ENTRIES SUPPLIED

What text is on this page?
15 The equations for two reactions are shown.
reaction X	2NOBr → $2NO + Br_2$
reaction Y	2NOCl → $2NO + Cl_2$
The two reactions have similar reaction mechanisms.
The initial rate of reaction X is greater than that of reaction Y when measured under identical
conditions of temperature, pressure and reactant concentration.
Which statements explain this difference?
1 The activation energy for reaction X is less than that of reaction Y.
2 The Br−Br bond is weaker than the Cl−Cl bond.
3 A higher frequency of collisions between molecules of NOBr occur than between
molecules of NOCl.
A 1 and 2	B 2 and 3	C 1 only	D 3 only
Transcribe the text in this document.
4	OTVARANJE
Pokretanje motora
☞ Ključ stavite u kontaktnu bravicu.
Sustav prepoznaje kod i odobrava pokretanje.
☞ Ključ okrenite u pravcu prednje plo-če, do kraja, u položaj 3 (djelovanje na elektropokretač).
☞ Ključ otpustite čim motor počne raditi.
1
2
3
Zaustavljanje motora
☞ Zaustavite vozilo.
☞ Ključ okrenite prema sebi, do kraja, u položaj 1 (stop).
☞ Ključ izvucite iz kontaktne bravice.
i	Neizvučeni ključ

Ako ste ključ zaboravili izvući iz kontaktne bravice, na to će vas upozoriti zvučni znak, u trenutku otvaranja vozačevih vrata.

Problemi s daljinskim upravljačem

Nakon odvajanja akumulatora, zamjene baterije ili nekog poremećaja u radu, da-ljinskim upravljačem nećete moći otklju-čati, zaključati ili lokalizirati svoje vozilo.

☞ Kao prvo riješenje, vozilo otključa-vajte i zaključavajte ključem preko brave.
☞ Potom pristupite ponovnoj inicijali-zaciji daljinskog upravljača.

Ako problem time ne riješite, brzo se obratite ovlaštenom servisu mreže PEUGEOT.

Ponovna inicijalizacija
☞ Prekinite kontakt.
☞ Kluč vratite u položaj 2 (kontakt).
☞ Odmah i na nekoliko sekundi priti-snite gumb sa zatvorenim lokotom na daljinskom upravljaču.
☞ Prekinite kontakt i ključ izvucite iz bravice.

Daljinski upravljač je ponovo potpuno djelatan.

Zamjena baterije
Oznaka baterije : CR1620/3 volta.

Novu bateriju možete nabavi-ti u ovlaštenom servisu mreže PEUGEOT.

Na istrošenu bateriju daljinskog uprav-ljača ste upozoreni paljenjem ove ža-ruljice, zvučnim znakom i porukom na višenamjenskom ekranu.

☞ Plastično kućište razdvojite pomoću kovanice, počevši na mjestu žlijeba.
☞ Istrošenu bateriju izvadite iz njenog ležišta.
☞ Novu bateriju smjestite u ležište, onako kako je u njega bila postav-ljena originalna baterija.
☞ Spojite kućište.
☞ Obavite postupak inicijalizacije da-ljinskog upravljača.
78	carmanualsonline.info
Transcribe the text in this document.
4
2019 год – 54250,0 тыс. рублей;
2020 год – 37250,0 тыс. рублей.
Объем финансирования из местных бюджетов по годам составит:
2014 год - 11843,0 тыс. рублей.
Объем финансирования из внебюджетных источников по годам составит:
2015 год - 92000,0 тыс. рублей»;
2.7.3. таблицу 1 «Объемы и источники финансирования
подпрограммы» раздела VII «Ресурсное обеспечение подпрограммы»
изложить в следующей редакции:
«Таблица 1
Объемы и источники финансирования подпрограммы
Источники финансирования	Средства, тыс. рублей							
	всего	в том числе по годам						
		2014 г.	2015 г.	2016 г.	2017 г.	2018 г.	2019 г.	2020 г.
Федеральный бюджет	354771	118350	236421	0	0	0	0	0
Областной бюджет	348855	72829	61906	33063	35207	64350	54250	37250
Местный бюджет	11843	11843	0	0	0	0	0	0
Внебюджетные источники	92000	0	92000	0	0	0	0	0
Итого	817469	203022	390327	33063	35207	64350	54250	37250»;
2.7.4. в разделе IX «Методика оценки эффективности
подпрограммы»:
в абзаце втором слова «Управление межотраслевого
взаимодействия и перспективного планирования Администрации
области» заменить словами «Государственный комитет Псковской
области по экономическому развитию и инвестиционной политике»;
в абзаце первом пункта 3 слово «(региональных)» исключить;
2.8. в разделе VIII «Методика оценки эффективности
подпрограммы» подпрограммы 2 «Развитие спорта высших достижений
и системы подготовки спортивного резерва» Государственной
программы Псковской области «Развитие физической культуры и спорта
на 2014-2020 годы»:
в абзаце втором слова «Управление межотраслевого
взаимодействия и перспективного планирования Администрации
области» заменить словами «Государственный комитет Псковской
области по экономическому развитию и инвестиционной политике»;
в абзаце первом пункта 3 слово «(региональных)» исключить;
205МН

EXERCISE DETAILS
Pull every line containing "servisu" out of the records.

RESPONSE TO THIS TASK
Ako problem time ne riješite, brzo se obratite ovlaštenom servisu mreže PEUGEOT.
Novu bateriju možete nabavi-ti u ovlaštenom servisu mreže PEUGEOT.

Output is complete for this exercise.